§ 練習問題
1. シンガポール旅行記について、次の問いに答えてください。
(a) オーサカどんとクマどんが出会ったのは、シンガポールのどこですか?
(b) オーサカどんがクマどんを引っ張っていったのは、何の店ですか?
(c) オーサカどんがかざしていたガイドブックは、どこで借りたものですか?
2. シンガポール旅行記を、最後の文の後から書き進めてください。

§ 本文

▬▬▬▬▬▬

Thu 141002 ムルタバ 若い人々が圧倒的に多い しょんぼりグマ(速攻シンガポール7) | 今井宏オフィシャルブログ「風吹かば倒るの記」Powered by Ameba

Thu 141002 ムルタバ 若い人々が圧倒的に多い しょんぼりグマ(速攻シンガポール7)

 で(スミマセン、昨日の続きです)、シンガポールのアラブ人街で出会ったばかりのオーサカどんが、猛烈な勢いで「行きましょ」「行きましょ」「行きましょ」とクマどんを引っ張っていったのが、「ムルタバ」の店である。

 「図書館で借りました」というガイドブックをかざしながら、「おかしいな♨」「見つからんな♨」「ここかいな!?」「ここや♡ここや!!」と、ますます盛り上がり、店のヒトの言うことなんかほとんど聞きもせず、グイグイ店の奥まで進んでいく。

▬▬▬▬▬▬

§ 提供エントリ
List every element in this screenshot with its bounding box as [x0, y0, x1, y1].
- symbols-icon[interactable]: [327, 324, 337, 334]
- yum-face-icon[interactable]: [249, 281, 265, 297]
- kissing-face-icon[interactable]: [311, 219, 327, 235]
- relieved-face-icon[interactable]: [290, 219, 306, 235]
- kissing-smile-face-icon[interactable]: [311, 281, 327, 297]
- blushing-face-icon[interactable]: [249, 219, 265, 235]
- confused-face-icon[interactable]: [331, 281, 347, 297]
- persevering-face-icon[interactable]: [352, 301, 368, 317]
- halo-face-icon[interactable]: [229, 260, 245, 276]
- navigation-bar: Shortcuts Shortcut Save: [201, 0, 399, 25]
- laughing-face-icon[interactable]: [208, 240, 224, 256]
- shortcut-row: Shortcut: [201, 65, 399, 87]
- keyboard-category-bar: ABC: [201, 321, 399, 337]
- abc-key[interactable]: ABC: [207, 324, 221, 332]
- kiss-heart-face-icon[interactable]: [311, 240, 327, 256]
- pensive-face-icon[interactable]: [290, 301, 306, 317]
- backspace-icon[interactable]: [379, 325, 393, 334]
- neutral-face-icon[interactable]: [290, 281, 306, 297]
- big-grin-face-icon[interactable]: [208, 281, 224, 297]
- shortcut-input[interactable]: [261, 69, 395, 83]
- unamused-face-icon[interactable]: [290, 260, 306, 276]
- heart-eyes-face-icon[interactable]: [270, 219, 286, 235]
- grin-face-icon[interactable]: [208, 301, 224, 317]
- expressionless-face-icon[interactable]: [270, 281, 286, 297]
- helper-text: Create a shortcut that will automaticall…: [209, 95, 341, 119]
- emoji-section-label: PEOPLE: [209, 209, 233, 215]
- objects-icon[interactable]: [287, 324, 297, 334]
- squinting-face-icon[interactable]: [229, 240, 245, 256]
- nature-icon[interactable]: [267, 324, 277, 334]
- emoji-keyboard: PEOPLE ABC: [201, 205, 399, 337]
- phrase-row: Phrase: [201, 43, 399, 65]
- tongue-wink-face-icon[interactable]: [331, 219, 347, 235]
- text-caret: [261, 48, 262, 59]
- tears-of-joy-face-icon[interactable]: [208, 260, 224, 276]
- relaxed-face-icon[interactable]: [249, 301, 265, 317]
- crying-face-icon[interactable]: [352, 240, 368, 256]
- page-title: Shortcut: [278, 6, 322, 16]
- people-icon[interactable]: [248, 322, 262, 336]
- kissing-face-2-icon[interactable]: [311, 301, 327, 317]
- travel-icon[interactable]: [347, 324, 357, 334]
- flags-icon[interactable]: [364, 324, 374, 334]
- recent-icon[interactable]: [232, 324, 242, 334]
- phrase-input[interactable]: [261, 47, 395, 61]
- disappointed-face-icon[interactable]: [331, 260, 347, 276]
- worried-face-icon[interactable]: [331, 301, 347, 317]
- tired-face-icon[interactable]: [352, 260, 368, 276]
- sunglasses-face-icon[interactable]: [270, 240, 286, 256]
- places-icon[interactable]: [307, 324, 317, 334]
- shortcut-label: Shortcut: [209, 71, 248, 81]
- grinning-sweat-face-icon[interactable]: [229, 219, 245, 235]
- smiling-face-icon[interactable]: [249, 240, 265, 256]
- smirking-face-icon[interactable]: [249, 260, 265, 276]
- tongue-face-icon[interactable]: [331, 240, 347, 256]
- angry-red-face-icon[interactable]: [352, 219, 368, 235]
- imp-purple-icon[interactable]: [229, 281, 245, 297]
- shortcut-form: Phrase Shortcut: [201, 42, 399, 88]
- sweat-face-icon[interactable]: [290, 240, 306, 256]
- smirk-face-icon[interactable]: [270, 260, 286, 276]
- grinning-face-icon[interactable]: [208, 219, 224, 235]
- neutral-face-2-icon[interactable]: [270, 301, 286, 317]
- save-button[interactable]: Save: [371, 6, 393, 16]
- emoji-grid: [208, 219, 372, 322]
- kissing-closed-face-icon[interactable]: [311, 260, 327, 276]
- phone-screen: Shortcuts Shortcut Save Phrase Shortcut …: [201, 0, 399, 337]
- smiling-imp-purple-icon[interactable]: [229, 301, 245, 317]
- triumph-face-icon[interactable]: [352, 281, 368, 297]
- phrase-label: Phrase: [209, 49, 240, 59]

▬▬▬▬▬▬

§ 各問の解答
1.
(a) シンガポールのアラブ人街
(b) ムルタバの店
(c) 図書館

2.
 お店のヒトは、一目で「日本人!!」と見抜いたらしい。おとなしい今井君をみて判断したのか、強烈なオーサカどんを見て判断したのか、それはハッキリ分からないが、とにかく困ったような笑顔で「お好み焼きです」と日本語で言ってくれた。アラブ系と言うより、マレー系の人である。

 店内は天井あたりで大きな扇風機がうなっているから、まあ申し訳程度には涼しい。しかし諸君、熱帯の30℃、クーラーなしだとやっぱりツラい。座った途端に汗が噴き出し、シャツは水をかぶったようにクマの肉体に貼りついてくる。

 おそらくオーサカどんも状況は同じなのだが、そこは一切おかまいなし。「シンガポールにきた!!」「アラブ人街にいる!!」「ムルタバの店に入った!!」など、とにかくウルトラ興奮のご様子である。いきなり店の人に5ドル札を1枚大きく掲げ、「キャッシュ」「キャッシュ」と叫びはじめた。

 つまり、「クレジットカードがダメなら、キャッシュで払いたい、5ドルのムルタバがほしい」、そういうことである。店構えをみれば、まあクレジットカードが使えそうにないのは判断できるが、いきなりお札を大きく広げる剣幕は今井君のドギモを抜いた。
ムルタバ
(ムルタバ)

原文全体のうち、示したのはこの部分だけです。